[Extracts from a graphics dataset]
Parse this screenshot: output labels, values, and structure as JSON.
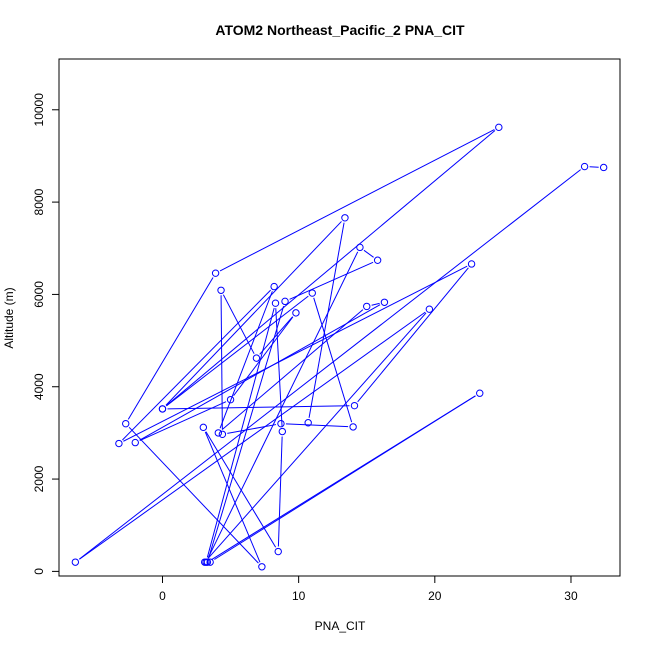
{
  "chart_data": {
    "type": "line",
    "title": "ATOM2 Northeast_Pacific_2 PNA_CIT",
    "xlabel": "PNA_CIT",
    "ylabel": "Altitude (m)",
    "xlim": [
      -7.6,
      33.6
    ],
    "ylim": [
      -100,
      11100
    ],
    "xticks": [
      0,
      10,
      20,
      30
    ],
    "yticks": [
      0,
      2000,
      4000,
      6000,
      8000,
      10000
    ],
    "grid": false,
    "line_color": "#0000ff",
    "series": [
      {
        "x": [
          32.4,
          31.0,
          -6.4,
          19.6,
          3.1,
          3.5,
          23.3,
          3.3,
          9.0,
          15.8,
          14.5,
          3.2,
          8.3,
          8.8,
          8.5,
          3.0,
          7.3,
          -2.7,
          3.9,
          24.7,
          0.0,
          11.0,
          14.0,
          8.7,
          4.4,
          4.3,
          6.9,
          9.8,
          5.0,
          -2.0,
          16.3,
          15.0,
          4.1,
          8.2,
          -3.2,
          22.7,
          14.1,
          0.0,
          13.4,
          10.7
        ],
        "y": [
          8750,
          8770,
          200,
          5680,
          200,
          200,
          3860,
          200,
          5850,
          6740,
          7020,
          200,
          5810,
          3030,
          430,
          3120,
          100,
          3200,
          6460,
          9620,
          3520,
          6030,
          3130,
          3200,
          2970,
          6090,
          4620,
          5600,
          3720,
          2790,
          5830,
          5740,
          3000,
          6170,
          2770,
          6660,
          3590,
          3520,
          7660,
          3220
        ]
      }
    ]
  }
}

→ **WHAT TO WORK ON**:
Return the listing above in full and without alteration, excluding its pictures.

→ **EXERCISE RESULT**:
Parse this screenshot: output labels, values, and structure as JSON.
{
  "chart_data": {
    "type": "line",
    "title": "ATOM2 Northeast_Pacific_2 PNA_CIT",
    "xlabel": "PNA_CIT",
    "ylabel": "Altitude (m)",
    "xlim": [
      -7.6,
      33.6
    ],
    "ylim": [
      -100,
      11100
    ],
    "xticks": [
      0,
      10,
      20,
      30
    ],
    "yticks": [
      0,
      2000,
      4000,
      6000,
      8000,
      10000
    ],
    "grid": false,
    "line_color": "#0000ff",
    "series": [
      {
        "x": [
          32.4,
          31.0,
          -6.4,
          19.6,
          3.1,
          3.5,
          23.3,
          3.3,
          9.0,
          15.8,
          14.5,
          3.2,
          8.3,
          8.8,
          8.5,
          3.0,
          7.3,
          -2.7,
          3.9,
          24.7,
          0.0,
          11.0,
          14.0,
          8.7,
          4.4,
          4.3,
          6.9,
          9.8,
          5.0,
          -2.0,
          16.3,
          15.0,
          4.1,
          8.2,
          -3.2,
          22.7,
          14.1,
          0.0,
          13.4,
          10.7
        ],
        "y": [
          8750,
          8770,
          200,
          5680,
          200,
          200,
          3860,
          200,
          5850,
          6740,
          7020,
          200,
          5810,
          3030,
          430,
          3120,
          100,
          3200,
          6460,
          9620,
          3520,
          6030,
          3130,
          3200,
          2970,
          6090,
          4620,
          5600,
          3720,
          2790,
          5830,
          5740,
          3000,
          6170,
          2770,
          6660,
          3590,
          3520,
          7660,
          3220
        ]
      }
    ]
  }
}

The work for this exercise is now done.